READING PASSAGE
____

Next up: Blog Design in an Ever-changing Landscape.

Have a big question about one of our class topics? Tweet at us and we’ll try and throw it into a Q&A round.

See you guys on the flip-side!

SESSION TWO: BLOG DESIGN IN AN EVER-CHANGING DIGITAL LANDSCAPE, with Tim Maudlin…and Liz Miller via satellite!

Michele here, taking over for Jess. How do I feel after the first class? Well, when I see HTML and CSS code I’ll know much better what I’m looking at. Colin gave us a link to a page he put together with lots of great references for HTML, CSS, and JavaScript. Thanks for being smarter than us, Colin!

Our blog design team together in Seattle — thanks, technology!

So…as technology gets better, so must we. Back in the day, when the Internet was a baby, a boring-as-hell Website was still pretty awesome. Now we have to think about pissing people off if our site doesn’t look good on their iPad, phone, laptop, and giant televisions. This is where responsive design comes in. Check out Responsinator to see how yours (re)sizes up!

____

SOURCE DATA
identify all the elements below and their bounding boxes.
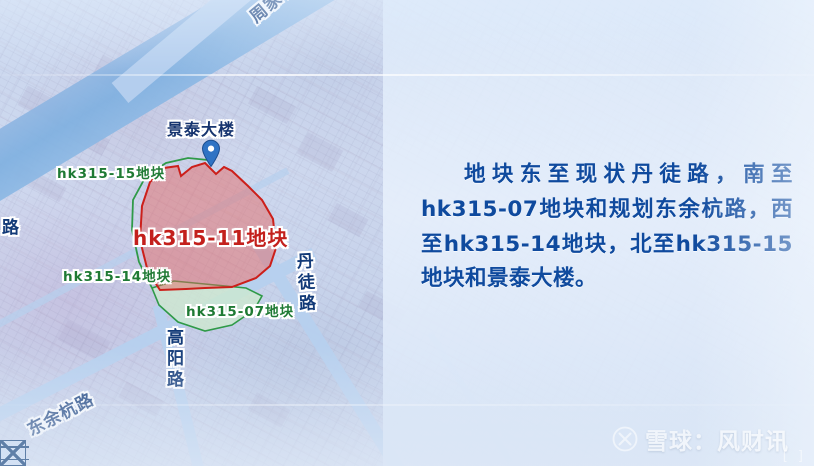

____

TASKS
1. In the blog post about the design class, who shared a link to a page of references for HTML, CSS, and JavaScript?
2. Edit the blog post about the design class from "Our blog design" up to and including "yours (re)sizes up!", putting "toddler" in place of "baby".

ANSWERS TO EACH TASK
1. Colin

2.
Our blog design team together in Seattle — thanks, technology!

So…as technology gets better, so must we. Back in the day, when the Internet was a toddler, a boring-as-hell Website was still pretty awesome. Now we have to think about pissing people off if our site doesn’t look good on their iPad, phone, laptop, and giant televisions. This is where responsive design comes in. Check out Responsinator to see how yours (re)sizes up!